Gather up the lines with the word "this" in them.

(Dataset entries on figures)
======

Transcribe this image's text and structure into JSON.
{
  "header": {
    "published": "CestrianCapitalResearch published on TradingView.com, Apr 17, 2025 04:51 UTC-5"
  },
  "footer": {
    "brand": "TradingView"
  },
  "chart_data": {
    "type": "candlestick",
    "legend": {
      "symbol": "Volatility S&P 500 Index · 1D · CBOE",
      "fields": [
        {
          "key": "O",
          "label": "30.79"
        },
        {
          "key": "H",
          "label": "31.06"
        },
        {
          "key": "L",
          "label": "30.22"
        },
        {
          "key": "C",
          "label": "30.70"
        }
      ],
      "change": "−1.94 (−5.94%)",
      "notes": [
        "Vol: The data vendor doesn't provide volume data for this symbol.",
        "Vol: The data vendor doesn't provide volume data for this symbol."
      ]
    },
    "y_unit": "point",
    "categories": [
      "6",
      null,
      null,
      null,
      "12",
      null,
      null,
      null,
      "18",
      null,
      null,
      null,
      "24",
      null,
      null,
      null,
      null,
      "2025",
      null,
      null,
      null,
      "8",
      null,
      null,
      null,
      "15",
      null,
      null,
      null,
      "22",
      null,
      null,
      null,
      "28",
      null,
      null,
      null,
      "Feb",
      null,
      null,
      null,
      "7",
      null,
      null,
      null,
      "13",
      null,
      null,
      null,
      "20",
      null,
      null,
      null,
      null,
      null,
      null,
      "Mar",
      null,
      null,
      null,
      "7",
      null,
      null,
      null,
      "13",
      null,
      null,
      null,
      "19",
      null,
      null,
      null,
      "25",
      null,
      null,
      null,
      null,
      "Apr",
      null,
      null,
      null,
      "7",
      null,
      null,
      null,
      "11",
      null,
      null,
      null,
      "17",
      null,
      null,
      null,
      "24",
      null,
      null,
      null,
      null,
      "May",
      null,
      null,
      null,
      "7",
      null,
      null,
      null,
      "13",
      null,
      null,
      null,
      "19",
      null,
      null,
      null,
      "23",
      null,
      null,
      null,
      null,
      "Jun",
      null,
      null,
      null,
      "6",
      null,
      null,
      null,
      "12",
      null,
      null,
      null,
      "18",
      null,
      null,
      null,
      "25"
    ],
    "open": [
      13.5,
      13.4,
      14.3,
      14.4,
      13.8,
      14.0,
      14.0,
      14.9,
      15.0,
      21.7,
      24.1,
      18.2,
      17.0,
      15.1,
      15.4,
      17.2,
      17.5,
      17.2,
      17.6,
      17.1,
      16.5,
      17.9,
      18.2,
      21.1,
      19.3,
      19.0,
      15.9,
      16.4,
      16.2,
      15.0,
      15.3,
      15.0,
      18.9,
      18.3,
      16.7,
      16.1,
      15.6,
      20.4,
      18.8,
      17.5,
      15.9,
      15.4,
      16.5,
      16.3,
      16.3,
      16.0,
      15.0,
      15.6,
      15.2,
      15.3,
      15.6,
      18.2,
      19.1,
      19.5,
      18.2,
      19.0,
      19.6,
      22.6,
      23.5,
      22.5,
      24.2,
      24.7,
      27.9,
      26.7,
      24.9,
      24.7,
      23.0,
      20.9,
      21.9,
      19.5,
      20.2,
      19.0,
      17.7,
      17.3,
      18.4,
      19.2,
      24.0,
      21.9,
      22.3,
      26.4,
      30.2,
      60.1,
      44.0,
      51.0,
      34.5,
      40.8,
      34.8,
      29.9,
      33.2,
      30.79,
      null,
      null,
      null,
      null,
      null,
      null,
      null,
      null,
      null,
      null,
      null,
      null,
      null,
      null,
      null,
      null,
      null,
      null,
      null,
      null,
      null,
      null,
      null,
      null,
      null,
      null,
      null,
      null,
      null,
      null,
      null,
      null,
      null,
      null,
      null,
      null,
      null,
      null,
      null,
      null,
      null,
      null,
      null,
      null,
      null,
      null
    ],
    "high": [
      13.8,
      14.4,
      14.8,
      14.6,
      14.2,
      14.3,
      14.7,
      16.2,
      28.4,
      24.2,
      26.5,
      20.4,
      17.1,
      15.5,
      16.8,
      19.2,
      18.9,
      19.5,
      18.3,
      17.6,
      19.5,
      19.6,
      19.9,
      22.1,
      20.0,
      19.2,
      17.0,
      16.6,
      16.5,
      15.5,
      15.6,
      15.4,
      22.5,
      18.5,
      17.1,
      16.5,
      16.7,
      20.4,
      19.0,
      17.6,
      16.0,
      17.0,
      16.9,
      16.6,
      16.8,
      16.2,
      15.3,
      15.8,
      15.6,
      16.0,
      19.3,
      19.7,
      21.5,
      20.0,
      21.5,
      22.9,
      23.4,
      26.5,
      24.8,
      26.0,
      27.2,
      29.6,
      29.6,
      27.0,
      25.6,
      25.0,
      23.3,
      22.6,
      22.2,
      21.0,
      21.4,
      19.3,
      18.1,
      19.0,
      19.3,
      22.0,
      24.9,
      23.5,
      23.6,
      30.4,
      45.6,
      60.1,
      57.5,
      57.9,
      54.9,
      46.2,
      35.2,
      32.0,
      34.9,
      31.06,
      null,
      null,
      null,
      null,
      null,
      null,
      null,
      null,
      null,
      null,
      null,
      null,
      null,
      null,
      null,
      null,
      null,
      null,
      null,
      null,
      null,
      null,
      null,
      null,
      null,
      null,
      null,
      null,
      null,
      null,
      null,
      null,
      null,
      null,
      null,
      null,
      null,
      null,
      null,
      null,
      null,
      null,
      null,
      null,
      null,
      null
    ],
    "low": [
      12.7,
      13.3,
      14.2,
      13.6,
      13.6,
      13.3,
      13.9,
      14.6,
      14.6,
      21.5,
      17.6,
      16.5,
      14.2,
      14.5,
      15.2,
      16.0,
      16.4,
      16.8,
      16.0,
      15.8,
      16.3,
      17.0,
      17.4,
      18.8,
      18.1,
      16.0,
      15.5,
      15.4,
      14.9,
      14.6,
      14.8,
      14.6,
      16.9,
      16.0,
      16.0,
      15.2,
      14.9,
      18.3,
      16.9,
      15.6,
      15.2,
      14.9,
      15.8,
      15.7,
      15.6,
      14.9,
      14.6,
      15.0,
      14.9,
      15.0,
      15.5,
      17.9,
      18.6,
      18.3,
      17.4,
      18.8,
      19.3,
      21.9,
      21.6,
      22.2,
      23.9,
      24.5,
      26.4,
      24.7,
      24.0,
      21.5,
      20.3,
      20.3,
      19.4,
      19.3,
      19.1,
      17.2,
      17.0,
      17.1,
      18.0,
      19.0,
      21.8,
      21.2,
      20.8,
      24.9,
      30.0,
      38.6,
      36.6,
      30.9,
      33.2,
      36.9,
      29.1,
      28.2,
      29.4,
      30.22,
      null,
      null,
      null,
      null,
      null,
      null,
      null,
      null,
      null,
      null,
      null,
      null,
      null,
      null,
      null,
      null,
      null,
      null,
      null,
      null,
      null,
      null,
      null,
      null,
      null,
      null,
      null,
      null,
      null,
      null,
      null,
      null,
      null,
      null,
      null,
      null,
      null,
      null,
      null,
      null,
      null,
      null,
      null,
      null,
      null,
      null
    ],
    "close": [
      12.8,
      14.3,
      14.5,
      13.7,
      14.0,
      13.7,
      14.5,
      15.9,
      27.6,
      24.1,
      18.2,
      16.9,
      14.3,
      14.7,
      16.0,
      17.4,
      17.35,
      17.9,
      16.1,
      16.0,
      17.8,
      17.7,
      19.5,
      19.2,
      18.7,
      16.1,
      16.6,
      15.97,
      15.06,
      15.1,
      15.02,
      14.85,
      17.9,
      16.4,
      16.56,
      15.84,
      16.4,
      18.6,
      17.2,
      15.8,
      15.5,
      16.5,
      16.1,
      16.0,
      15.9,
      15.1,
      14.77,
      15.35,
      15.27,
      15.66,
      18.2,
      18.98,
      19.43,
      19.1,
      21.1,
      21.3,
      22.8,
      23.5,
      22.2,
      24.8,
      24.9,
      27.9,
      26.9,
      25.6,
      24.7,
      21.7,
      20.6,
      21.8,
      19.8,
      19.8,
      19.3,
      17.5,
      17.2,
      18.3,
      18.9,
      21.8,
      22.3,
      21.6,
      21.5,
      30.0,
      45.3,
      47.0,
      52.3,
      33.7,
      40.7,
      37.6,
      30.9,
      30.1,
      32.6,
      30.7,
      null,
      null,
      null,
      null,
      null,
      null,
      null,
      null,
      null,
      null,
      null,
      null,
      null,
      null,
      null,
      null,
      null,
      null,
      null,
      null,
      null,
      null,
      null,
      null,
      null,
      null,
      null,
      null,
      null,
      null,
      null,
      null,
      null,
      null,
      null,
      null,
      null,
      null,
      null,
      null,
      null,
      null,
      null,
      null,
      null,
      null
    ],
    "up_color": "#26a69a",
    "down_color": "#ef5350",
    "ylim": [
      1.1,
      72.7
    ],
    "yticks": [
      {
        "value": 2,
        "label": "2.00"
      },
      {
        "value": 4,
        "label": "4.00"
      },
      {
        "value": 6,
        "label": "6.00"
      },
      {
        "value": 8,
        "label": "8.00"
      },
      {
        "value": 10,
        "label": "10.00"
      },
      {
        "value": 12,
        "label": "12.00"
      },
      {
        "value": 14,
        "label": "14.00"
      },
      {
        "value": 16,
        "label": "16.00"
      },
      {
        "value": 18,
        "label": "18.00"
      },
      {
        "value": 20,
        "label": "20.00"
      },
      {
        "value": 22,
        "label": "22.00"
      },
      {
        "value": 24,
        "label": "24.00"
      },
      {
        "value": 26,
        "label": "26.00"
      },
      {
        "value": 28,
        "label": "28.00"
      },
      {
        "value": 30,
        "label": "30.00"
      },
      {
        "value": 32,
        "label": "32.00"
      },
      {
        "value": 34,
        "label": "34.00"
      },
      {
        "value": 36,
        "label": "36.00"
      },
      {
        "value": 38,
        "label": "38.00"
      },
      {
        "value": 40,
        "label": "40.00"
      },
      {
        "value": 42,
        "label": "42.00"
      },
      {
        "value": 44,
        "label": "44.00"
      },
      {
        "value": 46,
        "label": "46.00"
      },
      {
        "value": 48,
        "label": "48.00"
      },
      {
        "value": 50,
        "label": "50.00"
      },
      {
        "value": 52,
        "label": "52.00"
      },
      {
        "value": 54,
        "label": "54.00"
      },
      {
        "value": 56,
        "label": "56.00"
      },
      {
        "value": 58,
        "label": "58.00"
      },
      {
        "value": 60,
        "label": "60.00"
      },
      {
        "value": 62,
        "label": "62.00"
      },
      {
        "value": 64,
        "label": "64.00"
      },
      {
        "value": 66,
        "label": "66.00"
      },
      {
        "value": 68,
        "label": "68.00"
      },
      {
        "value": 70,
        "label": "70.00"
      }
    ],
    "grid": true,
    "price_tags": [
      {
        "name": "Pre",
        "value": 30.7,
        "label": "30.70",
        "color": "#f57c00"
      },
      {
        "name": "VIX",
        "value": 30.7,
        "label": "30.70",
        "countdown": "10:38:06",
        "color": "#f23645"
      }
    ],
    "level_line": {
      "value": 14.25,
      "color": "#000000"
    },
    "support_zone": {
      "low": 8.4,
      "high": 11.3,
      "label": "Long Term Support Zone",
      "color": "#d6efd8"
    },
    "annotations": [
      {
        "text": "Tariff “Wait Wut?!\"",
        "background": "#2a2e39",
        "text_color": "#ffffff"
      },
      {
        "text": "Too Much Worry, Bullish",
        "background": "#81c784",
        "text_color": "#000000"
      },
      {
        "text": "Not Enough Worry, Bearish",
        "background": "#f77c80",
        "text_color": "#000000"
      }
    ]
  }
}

======

→ Expected answer:
Transcribe this image's text and structure into JSON.
        "Vol: The data vendor doesn't provide volume data for this symbol.",
        "Vol: The data vendor doesn't provide volume data for this symbol."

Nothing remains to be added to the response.